Extracted information:
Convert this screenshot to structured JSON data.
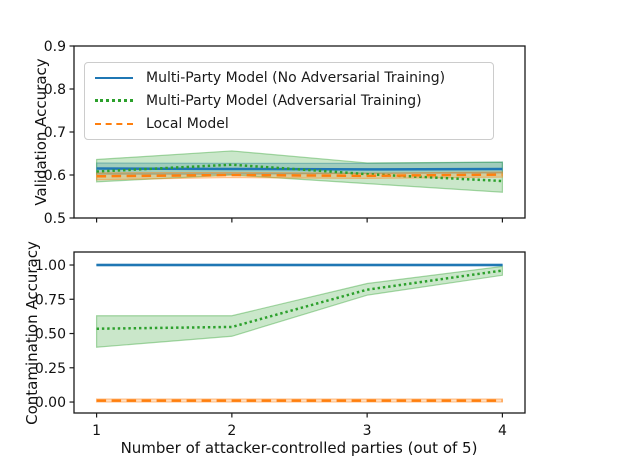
{
  "legend": [
    {
      "label": "Multi-Party Model (No Adversarial Training)",
      "color": "#1f77b4",
      "style": "solid"
    },
    {
      "label": "Multi-Party Model (Adversarial Training)",
      "color": "#2ca02c",
      "style": "dotted"
    },
    {
      "label": "Local Model",
      "color": "#ff7f0e",
      "style": "dashed"
    }
  ],
  "chart_data": [
    {
      "type": "line",
      "ylabel": "Validation Accuracy",
      "x": [
        1,
        2,
        3,
        4
      ],
      "xlim": [
        0.833,
        4.167
      ],
      "ylim": [
        0.5,
        0.9
      ],
      "grid": false,
      "legend_position": "upper left",
      "xticks": {
        "values": [
          1,
          2,
          3,
          4
        ],
        "labels": []
      },
      "yticks": {
        "values": [
          0.5,
          0.6,
          0.7,
          0.8,
          0.9
        ],
        "labels": [
          "0.5",
          "0.6",
          "0.7",
          "0.8",
          "0.9"
        ]
      },
      "series": [
        {
          "name": "Multi-Party Model (No Adversarial Training)",
          "color": "#1f77b4",
          "style": "solid",
          "values": [
            0.615,
            0.614,
            0.613,
            0.614
          ],
          "band_lower": [
            0.602,
            0.602,
            0.604,
            0.605
          ],
          "band_upper": [
            0.628,
            0.627,
            0.627,
            0.63
          ]
        },
        {
          "name": "Multi-Party Model (Adversarial Training)",
          "color": "#2ca02c",
          "style": "dotted",
          "values": [
            0.608,
            0.624,
            0.602,
            0.586
          ],
          "band_lower": [
            0.584,
            0.6,
            0.58,
            0.56
          ],
          "band_upper": [
            0.636,
            0.656,
            0.628,
            0.63
          ]
        },
        {
          "name": "Local Model",
          "color": "#ff7f0e",
          "style": "dashed",
          "values": [
            0.597,
            0.6,
            0.598,
            0.601
          ],
          "band_lower": [
            0.589,
            0.594,
            0.592,
            0.595
          ],
          "band_upper": [
            0.605,
            0.606,
            0.604,
            0.607
          ]
        }
      ]
    },
    {
      "type": "line",
      "ylabel": "Contamination Accuracy",
      "xlabel": "Number of attacker-controlled parties (out of 5)",
      "x": [
        1,
        2,
        3,
        4
      ],
      "xlim": [
        0.833,
        4.167
      ],
      "ylim": [
        -0.08,
        1.095
      ],
      "grid": false,
      "xticks": {
        "values": [
          1,
          2,
          3,
          4
        ],
        "labels": [
          "1",
          "2",
          "3",
          "4"
        ]
      },
      "yticks": {
        "values": [
          0.0,
          0.25,
          0.5,
          0.75,
          1.0
        ],
        "labels": [
          "0.00",
          "0.25",
          "0.50",
          "0.75",
          "1.00"
        ]
      },
      "series": [
        {
          "name": "Multi-Party Model (No Adversarial Training)",
          "color": "#1f77b4",
          "style": "solid",
          "values": [
            1.0,
            1.0,
            1.0,
            1.0
          ],
          "band_lower": [
            0.995,
            0.995,
            0.995,
            0.995
          ],
          "band_upper": [
            1.005,
            1.005,
            1.005,
            1.005
          ]
        },
        {
          "name": "Multi-Party Model (Adversarial Training)",
          "color": "#2ca02c",
          "style": "dotted",
          "values": [
            0.535,
            0.548,
            0.82,
            0.96
          ],
          "band_lower": [
            0.4,
            0.48,
            0.78,
            0.925
          ],
          "band_upper": [
            0.63,
            0.63,
            0.865,
            0.99
          ]
        },
        {
          "name": "Local Model",
          "color": "#ff7f0e",
          "style": "dashed",
          "values": [
            0.01,
            0.01,
            0.01,
            0.01
          ],
          "band_lower": [
            0.0,
            0.0,
            0.0,
            0.0
          ],
          "band_upper": [
            0.022,
            0.022,
            0.022,
            0.022
          ]
        }
      ]
    }
  ]
}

What you will do: Quote the full listing above word for word; exclude every picture from the copy.

Task response:
Convert this screenshot to structured JSON data.
{
  "legend": [
    {
      "label": "Multi-Party Model (No Adversarial Training)",
      "color": "#1f77b4",
      "style": "solid"
    },
    {
      "label": "Multi-Party Model (Adversarial Training)",
      "color": "#2ca02c",
      "style": "dotted"
    },
    {
      "label": "Local Model",
      "color": "#ff7f0e",
      "style": "dashed"
    }
  ],
  "chart_data": [
    {
      "type": "line",
      "ylabel": "Validation Accuracy",
      "x": [
        1,
        2,
        3,
        4
      ],
      "xlim": [
        0.833,
        4.167
      ],
      "ylim": [
        0.5,
        0.9
      ],
      "grid": false,
      "legend_position": "upper left",
      "xticks": {
        "values": [
          1,
          2,
          3,
          4
        ],
        "labels": []
      },
      "yticks": {
        "values": [
          0.5,
          0.6,
          0.7,
          0.8,
          0.9
        ],
        "labels": [
          "0.5",
          "0.6",
          "0.7",
          "0.8",
          "0.9"
        ]
      },
      "series": [
        {
          "name": "Multi-Party Model (No Adversarial Training)",
          "color": "#1f77b4",
          "style": "solid",
          "values": [
            0.615,
            0.614,
            0.613,
            0.614
          ],
          "band_lower": [
            0.602,
            0.602,
            0.604,
            0.605
          ],
          "band_upper": [
            0.628,
            0.627,
            0.627,
            0.63
          ]
        },
        {
          "name": "Multi-Party Model (Adversarial Training)",
          "color": "#2ca02c",
          "style": "dotted",
          "values": [
            0.608,
            0.624,
            0.602,
            0.586
          ],
          "band_lower": [
            0.584,
            0.6,
            0.58,
            0.56
          ],
          "band_upper": [
            0.636,
            0.656,
            0.628,
            0.63
          ]
        },
        {
          "name": "Local Model",
          "color": "#ff7f0e",
          "style": "dashed",
          "values": [
            0.597,
            0.6,
            0.598,
            0.601
          ],
          "band_lower": [
            0.589,
            0.594,
            0.592,
            0.595
          ],
          "band_upper": [
            0.605,
            0.606,
            0.604,
            0.607
          ]
        }
      ]
    },
    {
      "type": "line",
      "ylabel": "Contamination Accuracy",
      "xlabel": "Number of attacker-controlled parties (out of 5)",
      "x": [
        1,
        2,
        3,
        4
      ],
      "xlim": [
        0.833,
        4.167
      ],
      "ylim": [
        -0.08,
        1.095
      ],
      "grid": false,
      "xticks": {
        "values": [
          1,
          2,
          3,
          4
        ],
        "labels": [
          "1",
          "2",
          "3",
          "4"
        ]
      },
      "yticks": {
        "values": [
          0.0,
          0.25,
          0.5,
          0.75,
          1.0
        ],
        "labels": [
          "0.00",
          "0.25",
          "0.50",
          "0.75",
          "1.00"
        ]
      },
      "series": [
        {
          "name": "Multi-Party Model (No Adversarial Training)",
          "color": "#1f77b4",
          "style": "solid",
          "values": [
            1.0,
            1.0,
            1.0,
            1.0
          ],
          "band_lower": [
            0.995,
            0.995,
            0.995,
            0.995
          ],
          "band_upper": [
            1.005,
            1.005,
            1.005,
            1.005
          ]
        },
        {
          "name": "Multi-Party Model (Adversarial Training)",
          "color": "#2ca02c",
          "style": "dotted",
          "values": [
            0.535,
            0.548,
            0.82,
            0.96
          ],
          "band_lower": [
            0.4,
            0.48,
            0.78,
            0.925
          ],
          "band_upper": [
            0.63,
            0.63,
            0.865,
            0.99
          ]
        },
        {
          "name": "Local Model",
          "color": "#ff7f0e",
          "style": "dashed",
          "values": [
            0.01,
            0.01,
            0.01,
            0.01
          ],
          "band_lower": [
            0.0,
            0.0,
            0.0,
            0.0
          ],
          "band_upper": [
            0.022,
            0.022,
            0.022,
            0.022
          ]
        }
      ]
    }
  ]
}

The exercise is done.